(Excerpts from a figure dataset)
⁂
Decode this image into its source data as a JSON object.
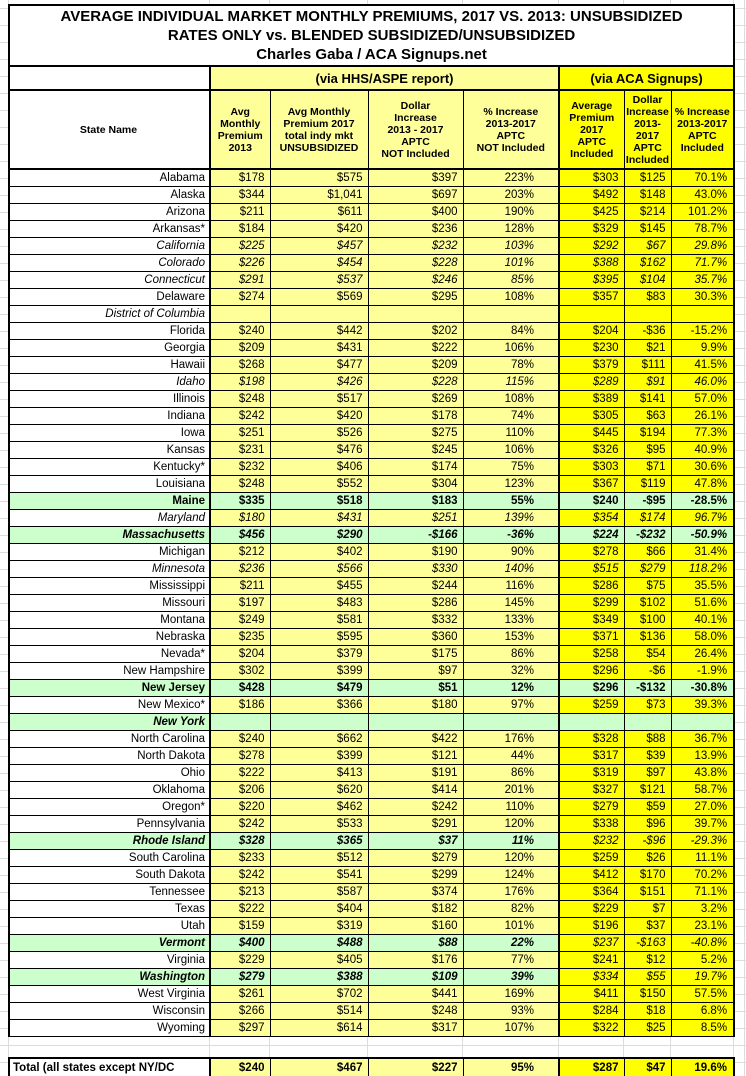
{
  "colors": {
    "light_yellow": "#FFFF99",
    "bright_yellow": "#FFFF00",
    "highlight_green": "#CCFFCC",
    "border": "#000000"
  },
  "chart_data": {
    "type": "table",
    "title": "AVERAGE INDIVIDUAL MARKET MONTHLY PREMIUMS, 2017 VS. 2013: UNSUBSIDIZED\nRATES ONLY vs. BLENDED SUBSIDIZED/UNSUBSIDIZED\nCharles Gaba / ACA Signups.net",
    "groups": [
      "(via HHS/ASPE report)",
      "(via ACA Signups)"
    ],
    "columns": [
      "State Name",
      "Avg\nMonthly\nPremium\n2013",
      "Avg Monthly\nPremium 2017\ntotal indy mkt\nUNSUBSIDIZED",
      "Dollar\nIncrease\n2013 - 2017\nAPTC\nNOT Included",
      "% Increase\n2013-2017\nAPTC\nNOT Included",
      "Average\nPremium\n2017\nAPTC\nIncluded",
      "Dollar\nIncrease\n2013-2017\nAPTC\nIncluded",
      "% Increase\n2013-2017\nAPTC\nIncluded"
    ],
    "rows": [
      {
        "state": "Alabama",
        "style": "normal",
        "cells": [
          "$178",
          "$575",
          "$397",
          "223%",
          "$303",
          "$125",
          "70.1%"
        ]
      },
      {
        "state": "Alaska",
        "style": "normal",
        "cells": [
          "$344",
          "$1,041",
          "$697",
          "203%",
          "$492",
          "$148",
          "43.0%"
        ]
      },
      {
        "state": "Arizona",
        "style": "normal",
        "cells": [
          "$211",
          "$611",
          "$400",
          "190%",
          "$425",
          "$214",
          "101.2%"
        ]
      },
      {
        "state": "Arkansas*",
        "style": "normal",
        "cells": [
          "$184",
          "$420",
          "$236",
          "128%",
          "$329",
          "$145",
          "78.7%"
        ]
      },
      {
        "state": "California",
        "style": "italic",
        "cells": [
          "$225",
          "$457",
          "$232",
          "103%",
          "$292",
          "$67",
          "29.8%"
        ]
      },
      {
        "state": "Colorado",
        "style": "italic",
        "cells": [
          "$226",
          "$454",
          "$228",
          "101%",
          "$388",
          "$162",
          "71.7%"
        ]
      },
      {
        "state": "Connecticut",
        "style": "italic",
        "cells": [
          "$291",
          "$537",
          "$246",
          "85%",
          "$395",
          "$104",
          "35.7%"
        ]
      },
      {
        "state": "Delaware",
        "style": "normal",
        "cells": [
          "$274",
          "$569",
          "$295",
          "108%",
          "$357",
          "$83",
          "30.3%"
        ]
      },
      {
        "state": "District of Columbia",
        "style": "italic",
        "cells": [
          "",
          "",
          "",
          "",
          "",
          "",
          ""
        ]
      },
      {
        "state": "Florida",
        "style": "normal",
        "cells": [
          "$240",
          "$442",
          "$202",
          "84%",
          "$204",
          "-$36",
          "-15.2%"
        ]
      },
      {
        "state": "Georgia",
        "style": "normal",
        "cells": [
          "$209",
          "$431",
          "$222",
          "106%",
          "$230",
          "$21",
          "9.9%"
        ]
      },
      {
        "state": "Hawaii",
        "style": "normal",
        "cells": [
          "$268",
          "$477",
          "$209",
          "78%",
          "$379",
          "$111",
          "41.5%"
        ]
      },
      {
        "state": "Idaho",
        "style": "italic",
        "cells": [
          "$198",
          "$426",
          "$228",
          "115%",
          "$289",
          "$91",
          "46.0%"
        ]
      },
      {
        "state": "Illinois",
        "style": "normal",
        "cells": [
          "$248",
          "$517",
          "$269",
          "108%",
          "$389",
          "$141",
          "57.0%"
        ]
      },
      {
        "state": "Indiana",
        "style": "normal",
        "cells": [
          "$242",
          "$420",
          "$178",
          "74%",
          "$305",
          "$63",
          "26.1%"
        ]
      },
      {
        "state": "Iowa",
        "style": "normal",
        "cells": [
          "$251",
          "$526",
          "$275",
          "110%",
          "$445",
          "$194",
          "77.3%"
        ]
      },
      {
        "state": "Kansas",
        "style": "normal",
        "cells": [
          "$231",
          "$476",
          "$245",
          "106%",
          "$326",
          "$95",
          "40.9%"
        ]
      },
      {
        "state": "Kentucky*",
        "style": "normal",
        "cells": [
          "$232",
          "$406",
          "$174",
          "75%",
          "$303",
          "$71",
          "30.6%"
        ]
      },
      {
        "state": "Louisiana",
        "style": "normal",
        "cells": [
          "$248",
          "$552",
          "$304",
          "123%",
          "$367",
          "$119",
          "47.8%"
        ]
      },
      {
        "state": "Maine",
        "style": "bold-green",
        "cells": [
          "$335",
          "$518",
          "$183",
          "55%",
          "$240",
          "-$95",
          "-28.5%"
        ]
      },
      {
        "state": "Maryland",
        "style": "italic",
        "cells": [
          "$180",
          "$431",
          "$251",
          "139%",
          "$354",
          "$174",
          "96.7%"
        ]
      },
      {
        "state": "Massachusetts",
        "style": "bold-italic-green",
        "cells": [
          "$456",
          "$290",
          "-$166",
          "-36%",
          "$224",
          "-$232",
          "-50.9%"
        ]
      },
      {
        "state": "Michigan",
        "style": "normal",
        "cells": [
          "$212",
          "$402",
          "$190",
          "90%",
          "$278",
          "$66",
          "31.4%"
        ]
      },
      {
        "state": "Minnesota",
        "style": "italic",
        "cells": [
          "$236",
          "$566",
          "$330",
          "140%",
          "$515",
          "$279",
          "118.2%"
        ]
      },
      {
        "state": "Mississippi",
        "style": "normal",
        "cells": [
          "$211",
          "$455",
          "$244",
          "116%",
          "$286",
          "$75",
          "35.5%"
        ]
      },
      {
        "state": "Missouri",
        "style": "normal",
        "cells": [
          "$197",
          "$483",
          "$286",
          "145%",
          "$299",
          "$102",
          "51.6%"
        ]
      },
      {
        "state": "Montana",
        "style": "normal",
        "cells": [
          "$249",
          "$581",
          "$332",
          "133%",
          "$349",
          "$100",
          "40.1%"
        ]
      },
      {
        "state": "Nebraska",
        "style": "normal",
        "cells": [
          "$235",
          "$595",
          "$360",
          "153%",
          "$371",
          "$136",
          "58.0%"
        ]
      },
      {
        "state": "Nevada*",
        "style": "normal",
        "cells": [
          "$204",
          "$379",
          "$175",
          "86%",
          "$258",
          "$54",
          "26.4%"
        ]
      },
      {
        "state": "New Hampshire",
        "style": "normal",
        "cells": [
          "$302",
          "$399",
          "$97",
          "32%",
          "$296",
          "-$6",
          "-1.9%"
        ]
      },
      {
        "state": "New Jersey",
        "style": "bold-green",
        "cells": [
          "$428",
          "$479",
          "$51",
          "12%",
          "$296",
          "-$132",
          "-30.8%"
        ]
      },
      {
        "state": "New Mexico*",
        "style": "normal",
        "cells": [
          "$186",
          "$366",
          "$180",
          "97%",
          "$259",
          "$73",
          "39.3%"
        ]
      },
      {
        "state": "New York",
        "style": "bold-italic-green",
        "cells": [
          "",
          "",
          "",
          "",
          "",
          "",
          ""
        ]
      },
      {
        "state": "North Carolina",
        "style": "normal",
        "cells": [
          "$240",
          "$662",
          "$422",
          "176%",
          "$328",
          "$88",
          "36.7%"
        ]
      },
      {
        "state": "North Dakota",
        "style": "normal",
        "cells": [
          "$278",
          "$399",
          "$121",
          "44%",
          "$317",
          "$39",
          "13.9%"
        ]
      },
      {
        "state": "Ohio",
        "style": "normal",
        "cells": [
          "$222",
          "$413",
          "$191",
          "86%",
          "$319",
          "$97",
          "43.8%"
        ]
      },
      {
        "state": "Oklahoma",
        "style": "normal",
        "cells": [
          "$206",
          "$620",
          "$414",
          "201%",
          "$327",
          "$121",
          "58.7%"
        ]
      },
      {
        "state": "Oregon*",
        "style": "normal",
        "cells": [
          "$220",
          "$462",
          "$242",
          "110%",
          "$279",
          "$59",
          "27.0%"
        ]
      },
      {
        "state": "Pennsylvania",
        "style": "normal",
        "cells": [
          "$242",
          "$533",
          "$291",
          "120%",
          "$338",
          "$96",
          "39.7%"
        ]
      },
      {
        "state": "Rhode Island",
        "style": "bold-italic-split",
        "cells": [
          "$328",
          "$365",
          "$37",
          "11%",
          "$232",
          "-$96",
          "-29.3%"
        ]
      },
      {
        "state": "South Carolina",
        "style": "normal",
        "cells": [
          "$233",
          "$512",
          "$279",
          "120%",
          "$259",
          "$26",
          "11.1%"
        ]
      },
      {
        "state": "South Dakota",
        "style": "normal",
        "cells": [
          "$242",
          "$541",
          "$299",
          "124%",
          "$412",
          "$170",
          "70.2%"
        ]
      },
      {
        "state": "Tennessee",
        "style": "normal",
        "cells": [
          "$213",
          "$587",
          "$374",
          "176%",
          "$364",
          "$151",
          "71.1%"
        ]
      },
      {
        "state": "Texas",
        "style": "normal",
        "cells": [
          "$222",
          "$404",
          "$182",
          "82%",
          "$229",
          "$7",
          "3.2%"
        ]
      },
      {
        "state": "Utah",
        "style": "normal",
        "cells": [
          "$159",
          "$319",
          "$160",
          "101%",
          "$196",
          "$37",
          "23.1%"
        ]
      },
      {
        "state": "Vermont",
        "style": "bold-italic-split",
        "cells": [
          "$400",
          "$488",
          "$88",
          "22%",
          "$237",
          "-$163",
          "-40.8%"
        ]
      },
      {
        "state": "Virginia",
        "style": "normal",
        "cells": [
          "$229",
          "$405",
          "$176",
          "77%",
          "$241",
          "$12",
          "5.2%"
        ]
      },
      {
        "state": "Washington",
        "style": "bold-italic-split",
        "cells": [
          "$279",
          "$388",
          "$109",
          "39%",
          "$334",
          "$55",
          "19.7%"
        ]
      },
      {
        "state": "West Virginia",
        "style": "normal",
        "cells": [
          "$261",
          "$702",
          "$441",
          "169%",
          "$411",
          "$150",
          "57.5%"
        ]
      },
      {
        "state": "Wisconsin",
        "style": "normal",
        "cells": [
          "$266",
          "$514",
          "$248",
          "93%",
          "$284",
          "$18",
          "6.8%"
        ]
      },
      {
        "state": "Wyoming",
        "style": "normal",
        "cells": [
          "$297",
          "$614",
          "$317",
          "107%",
          "$322",
          "$25",
          "8.5%"
        ]
      }
    ],
    "total": {
      "label": "Total (all states except NY/DC",
      "cells": [
        "$240",
        "$467",
        "$227",
        "95%",
        "$287",
        "$47",
        "19.6%"
      ]
    }
  }
}
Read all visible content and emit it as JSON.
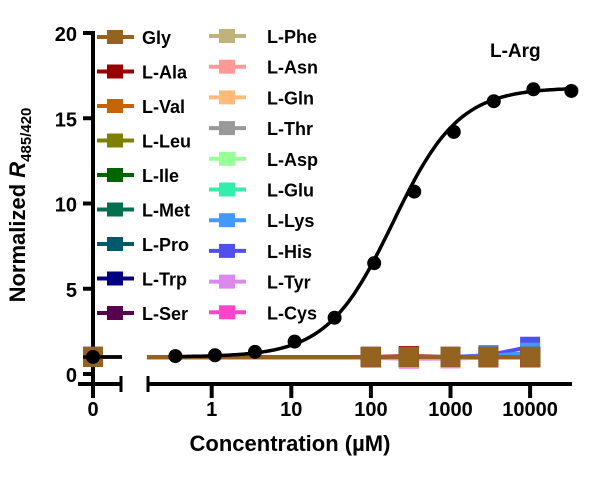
{
  "chart_data": {
    "type": "line",
    "title": "",
    "xlabel": "Concentration (µM)",
    "ylabel_prefix": "Normalized ",
    "ylabel_var": "R",
    "ylabel_sub": "485/420",
    "x_scale": "log with broken axis at 0",
    "ylim": [
      0,
      20
    ],
    "yticks": [
      "0",
      "5",
      "10",
      "15",
      "20"
    ],
    "xticks": [
      "0",
      "1",
      "10",
      "100",
      "1000",
      "10000"
    ],
    "annotation": "L-Arg",
    "legend_placement": "top-left, two columns",
    "arg_series": {
      "name": "L-Arg",
      "color": "#000000",
      "x": [
        0,
        0.35,
        1.1,
        3.5,
        11,
        35,
        110,
        350,
        1100,
        3500,
        11000,
        33000
      ],
      "y": [
        1.0,
        1.05,
        1.1,
        1.3,
        1.9,
        3.3,
        6.5,
        10.7,
        14.2,
        16.0,
        16.7,
        16.6
      ],
      "fit": {
        "bottom": 1.0,
        "top": 16.8,
        "ec50": 190,
        "hill": 1.05
      }
    },
    "series_x": [
      0,
      100,
      300,
      1000,
      3000,
      10000
    ],
    "series": [
      {
        "name": "L-Cys",
        "color": "#FF44CC",
        "values": [
          1.0,
          0.95,
          0.9,
          0.92,
          0.95,
          0.95
        ]
      },
      {
        "name": "L-Tyr",
        "color": "#DD88EE",
        "values": [
          1.0,
          0.97,
          0.92,
          0.94,
          0.96,
          0.97
        ]
      },
      {
        "name": "L-His",
        "color": "#5050F0",
        "values": [
          1.0,
          1.0,
          1.0,
          1.0,
          1.1,
          1.6
        ]
      },
      {
        "name": "L-Lys",
        "color": "#4499FF",
        "values": [
          1.0,
          1.0,
          1.0,
          1.0,
          1.05,
          1.25
        ]
      },
      {
        "name": "L-Glu",
        "color": "#33EEAA",
        "values": [
          1.0,
          1.0,
          1.0,
          1.0,
          1.0,
          1.0
        ]
      },
      {
        "name": "L-Asp",
        "color": "#99FF99",
        "values": [
          1.0,
          1.0,
          1.0,
          1.0,
          1.0,
          1.0
        ]
      },
      {
        "name": "L-Thr",
        "color": "#999999",
        "values": [
          1.0,
          1.0,
          1.0,
          1.0,
          1.0,
          1.0
        ]
      },
      {
        "name": "L-Gln",
        "color": "#FFBB77",
        "values": [
          1.0,
          1.0,
          1.0,
          1.0,
          1.0,
          1.0
        ]
      },
      {
        "name": "L-Asn",
        "color": "#FF9999",
        "values": [
          1.0,
          1.0,
          1.0,
          1.0,
          1.0,
          1.0
        ]
      },
      {
        "name": "L-Phe",
        "color": "#BFB27A",
        "values": [
          1.0,
          1.0,
          1.0,
          1.0,
          1.0,
          1.0
        ]
      },
      {
        "name": "L-Ser",
        "color": "#5A0050",
        "values": [
          1.0,
          1.0,
          1.0,
          1.0,
          1.0,
          1.0
        ]
      },
      {
        "name": "L-Trp",
        "color": "#000080",
        "values": [
          1.0,
          1.0,
          1.0,
          1.0,
          1.0,
          1.0
        ]
      },
      {
        "name": "L-Pro",
        "color": "#005A6E",
        "values": [
          1.0,
          1.0,
          1.0,
          1.0,
          1.0,
          1.0
        ]
      },
      {
        "name": "L-Met",
        "color": "#007050",
        "values": [
          1.0,
          1.0,
          1.0,
          1.0,
          1.0,
          1.0
        ]
      },
      {
        "name": "L-Ile",
        "color": "#006400",
        "values": [
          1.0,
          1.0,
          1.0,
          1.0,
          1.0,
          1.0
        ]
      },
      {
        "name": "L-Leu",
        "color": "#808000",
        "values": [
          1.0,
          1.0,
          1.0,
          1.0,
          1.0,
          1.0
        ]
      },
      {
        "name": "L-Val",
        "color": "#C86400",
        "values": [
          1.0,
          1.0,
          1.0,
          1.0,
          1.0,
          1.0
        ]
      },
      {
        "name": "L-Ala",
        "color": "#990000",
        "values": [
          1.0,
          1.0,
          1.05,
          1.0,
          1.0,
          1.0
        ]
      },
      {
        "name": "Gly",
        "color": "#946320",
        "values": [
          1.0,
          1.0,
          1.0,
          1.0,
          1.0,
          1.0
        ]
      }
    ],
    "legend": [
      [
        "Gly",
        "L-Ala",
        "L-Val",
        "L-Leu",
        "L-Ile",
        "L-Met",
        "L-Pro",
        "L-Trp",
        "L-Ser"
      ],
      [
        "L-Phe",
        "L-Asn",
        "L-Gln",
        "L-Thr",
        "L-Asp",
        "L-Glu",
        "L-Lys",
        "L-His",
        "L-Tyr",
        "L-Cys"
      ]
    ]
  }
}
⁂
__Exercise__. Some lines of the data above may hold the word "South"; report how many do, and nothing else.

__Task answer__. 2